*** Dataset rows
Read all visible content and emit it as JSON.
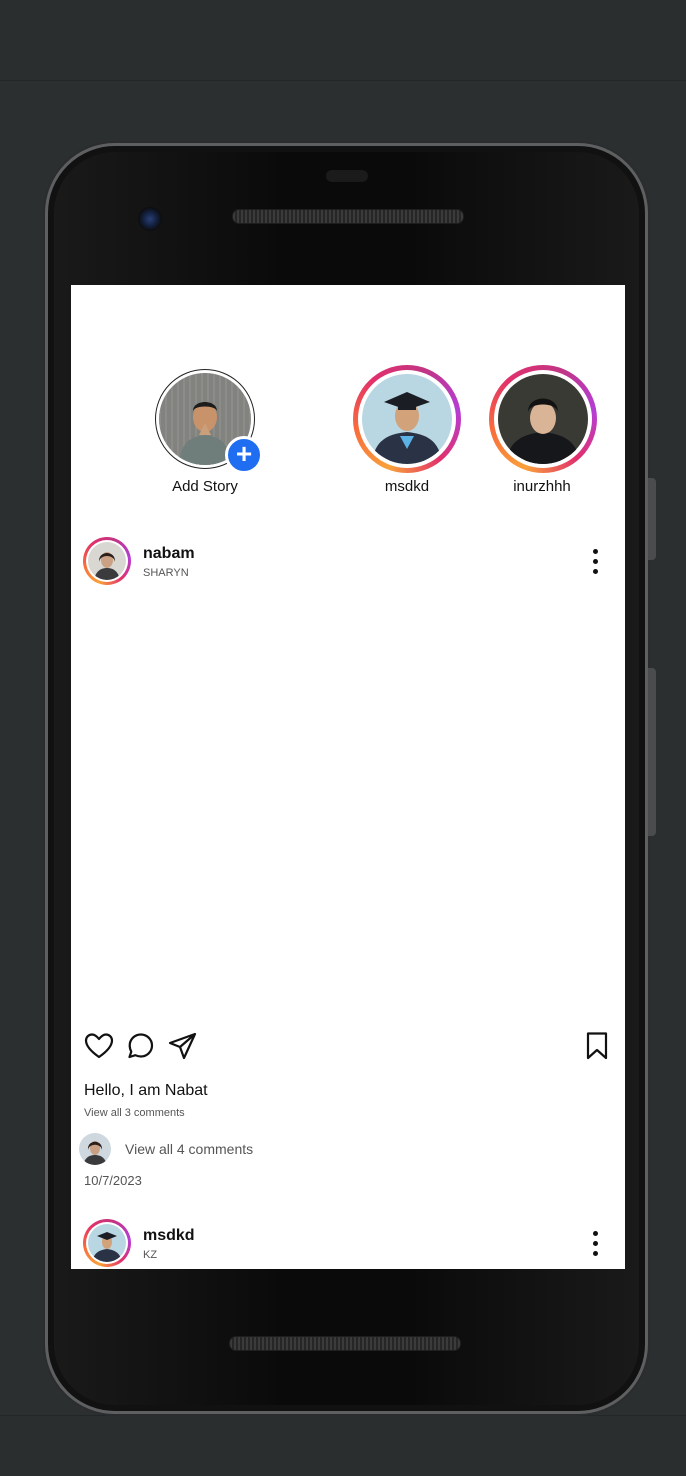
{
  "stories": [
    {
      "label": "Add Story",
      "is_own": true
    },
    {
      "label": "msdkd",
      "is_own": false
    },
    {
      "label": "inurzhhh",
      "is_own": false
    }
  ],
  "posts": [
    {
      "username": "nabam",
      "subtitle": "SHARYN",
      "caption": "Hello, I am Nabat",
      "view_comments_small": "View all 3 comments",
      "view_comments": "View all 4 comments",
      "date": "10/7/2023"
    },
    {
      "username": "msdkd",
      "subtitle": "KZ"
    }
  ],
  "icons": {
    "like": "heart-icon",
    "comment": "comment-icon",
    "share": "send-icon",
    "save": "bookmark-icon",
    "add": "plus-icon",
    "more": "more-vertical-icon"
  },
  "colors": {
    "add_button": "#1f6ef2",
    "story_ring": [
      "#f9a13a",
      "#e1306c",
      "#b53dd6"
    ],
    "background": "#2b2f30"
  }
}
******
*What is required*
Which lines hold the string "comments"? List them all.

*Right answer*
      "view_comments_small": "View all 3 comments",
      "view_comments": "View all 4 comments",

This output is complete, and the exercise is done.